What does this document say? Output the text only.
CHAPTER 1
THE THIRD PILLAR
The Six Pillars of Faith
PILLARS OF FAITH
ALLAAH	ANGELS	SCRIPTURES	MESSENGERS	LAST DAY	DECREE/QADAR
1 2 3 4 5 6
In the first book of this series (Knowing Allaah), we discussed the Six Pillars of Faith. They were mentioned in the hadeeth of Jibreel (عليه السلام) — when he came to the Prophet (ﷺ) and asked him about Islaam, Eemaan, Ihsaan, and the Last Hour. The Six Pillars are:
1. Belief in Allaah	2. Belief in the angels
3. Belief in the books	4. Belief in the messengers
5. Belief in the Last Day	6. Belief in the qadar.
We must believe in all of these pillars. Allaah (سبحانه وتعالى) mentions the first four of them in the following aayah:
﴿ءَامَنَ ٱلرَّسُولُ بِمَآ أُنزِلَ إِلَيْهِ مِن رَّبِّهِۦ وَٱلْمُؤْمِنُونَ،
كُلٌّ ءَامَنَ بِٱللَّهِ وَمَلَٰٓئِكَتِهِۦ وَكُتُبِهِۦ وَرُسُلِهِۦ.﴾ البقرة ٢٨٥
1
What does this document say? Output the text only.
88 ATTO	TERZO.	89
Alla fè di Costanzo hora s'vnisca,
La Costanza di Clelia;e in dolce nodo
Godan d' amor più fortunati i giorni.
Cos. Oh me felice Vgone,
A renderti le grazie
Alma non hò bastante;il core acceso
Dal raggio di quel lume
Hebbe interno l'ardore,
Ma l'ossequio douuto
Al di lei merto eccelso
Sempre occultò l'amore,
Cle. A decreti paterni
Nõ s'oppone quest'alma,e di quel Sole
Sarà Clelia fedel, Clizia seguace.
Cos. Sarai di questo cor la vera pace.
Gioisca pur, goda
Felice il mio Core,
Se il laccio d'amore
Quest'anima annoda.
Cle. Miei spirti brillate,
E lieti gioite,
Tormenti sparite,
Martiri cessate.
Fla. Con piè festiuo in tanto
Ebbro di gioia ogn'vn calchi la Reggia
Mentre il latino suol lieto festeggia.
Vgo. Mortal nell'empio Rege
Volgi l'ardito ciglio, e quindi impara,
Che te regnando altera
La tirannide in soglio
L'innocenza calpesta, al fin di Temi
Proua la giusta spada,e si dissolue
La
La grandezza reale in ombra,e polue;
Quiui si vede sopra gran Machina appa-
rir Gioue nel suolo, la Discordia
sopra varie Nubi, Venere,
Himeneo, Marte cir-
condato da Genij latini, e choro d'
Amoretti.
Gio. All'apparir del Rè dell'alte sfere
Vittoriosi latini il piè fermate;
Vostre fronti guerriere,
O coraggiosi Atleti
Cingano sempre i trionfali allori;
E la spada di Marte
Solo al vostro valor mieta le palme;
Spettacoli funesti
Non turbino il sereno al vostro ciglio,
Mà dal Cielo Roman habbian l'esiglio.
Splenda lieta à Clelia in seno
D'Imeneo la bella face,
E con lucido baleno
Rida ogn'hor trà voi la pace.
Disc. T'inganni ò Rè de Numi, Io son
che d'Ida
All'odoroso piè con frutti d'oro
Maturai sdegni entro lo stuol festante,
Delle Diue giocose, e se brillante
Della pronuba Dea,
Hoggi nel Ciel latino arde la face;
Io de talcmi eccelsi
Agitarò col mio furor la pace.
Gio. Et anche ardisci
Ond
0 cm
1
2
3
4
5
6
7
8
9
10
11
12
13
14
- - - -
**Exercise requirements**
Only lines with the word "pace" are wanted, so copy each one from the records.

**Result of the task**
Cos. Sarai di questo cor la vera pace.
Rida ogn'hor trà voi la pace.
Agitarò col mio furor la pace.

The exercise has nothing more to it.